# Set problem
Quote the full listing word for word.

# Information supplied

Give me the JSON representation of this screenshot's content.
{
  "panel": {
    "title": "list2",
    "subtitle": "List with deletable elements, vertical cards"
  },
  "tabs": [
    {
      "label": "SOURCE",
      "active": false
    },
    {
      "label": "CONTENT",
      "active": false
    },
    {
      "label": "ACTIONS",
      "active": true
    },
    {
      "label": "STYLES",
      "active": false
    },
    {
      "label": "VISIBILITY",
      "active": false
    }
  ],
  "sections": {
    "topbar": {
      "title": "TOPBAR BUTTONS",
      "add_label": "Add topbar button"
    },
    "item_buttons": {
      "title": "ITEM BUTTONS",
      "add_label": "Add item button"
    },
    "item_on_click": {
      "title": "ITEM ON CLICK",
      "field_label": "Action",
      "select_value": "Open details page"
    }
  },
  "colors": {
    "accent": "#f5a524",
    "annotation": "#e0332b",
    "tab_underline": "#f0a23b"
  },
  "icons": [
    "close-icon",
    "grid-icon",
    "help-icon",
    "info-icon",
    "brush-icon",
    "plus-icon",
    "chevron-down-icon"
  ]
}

# Solution for this task
Give me the JSON representation of this screenshot's content.
{
  "panel": {
    "title": "list2",
    "subtitle": "List with deletable elements, vertical cards"
  },
  "tabs": [
    {
      "label": "SOURCE",
      "active": false
    },
    {
      "label": "CONTENT",
      "active": false
    },
    {
      "label": "ACTIONS",
      "active": true
    },
    {
      "label": "STYLES",
      "active": false
    },
    {
      "label": "VISIBILITY",
      "active": false
    }
  ],
  "sections": {
    "topbar": {
      "title": "TOPBAR BUTTONS",
      "add_label": "Add topbar button"
    },
    "item_buttons": {
      "title": "ITEM BUTTONS",
      "add_label": "Add item button"
    },
    "item_on_click": {
      "title": "ITEM ON CLICK",
      "field_label": "Action",
      "select_value": "Open details page"
    }
  },
  "colors": {
    "accent": "#f5a524",
    "annotation": "#e0332b",
    "tab_underline": "#f0a23b"
  },
  "icons": [
    "close-icon",
    "grid-icon",
    "help-icon",
    "info-icon",
    "brush-icon",
    "plus-icon",
    "chevron-down-icon"
  ]
}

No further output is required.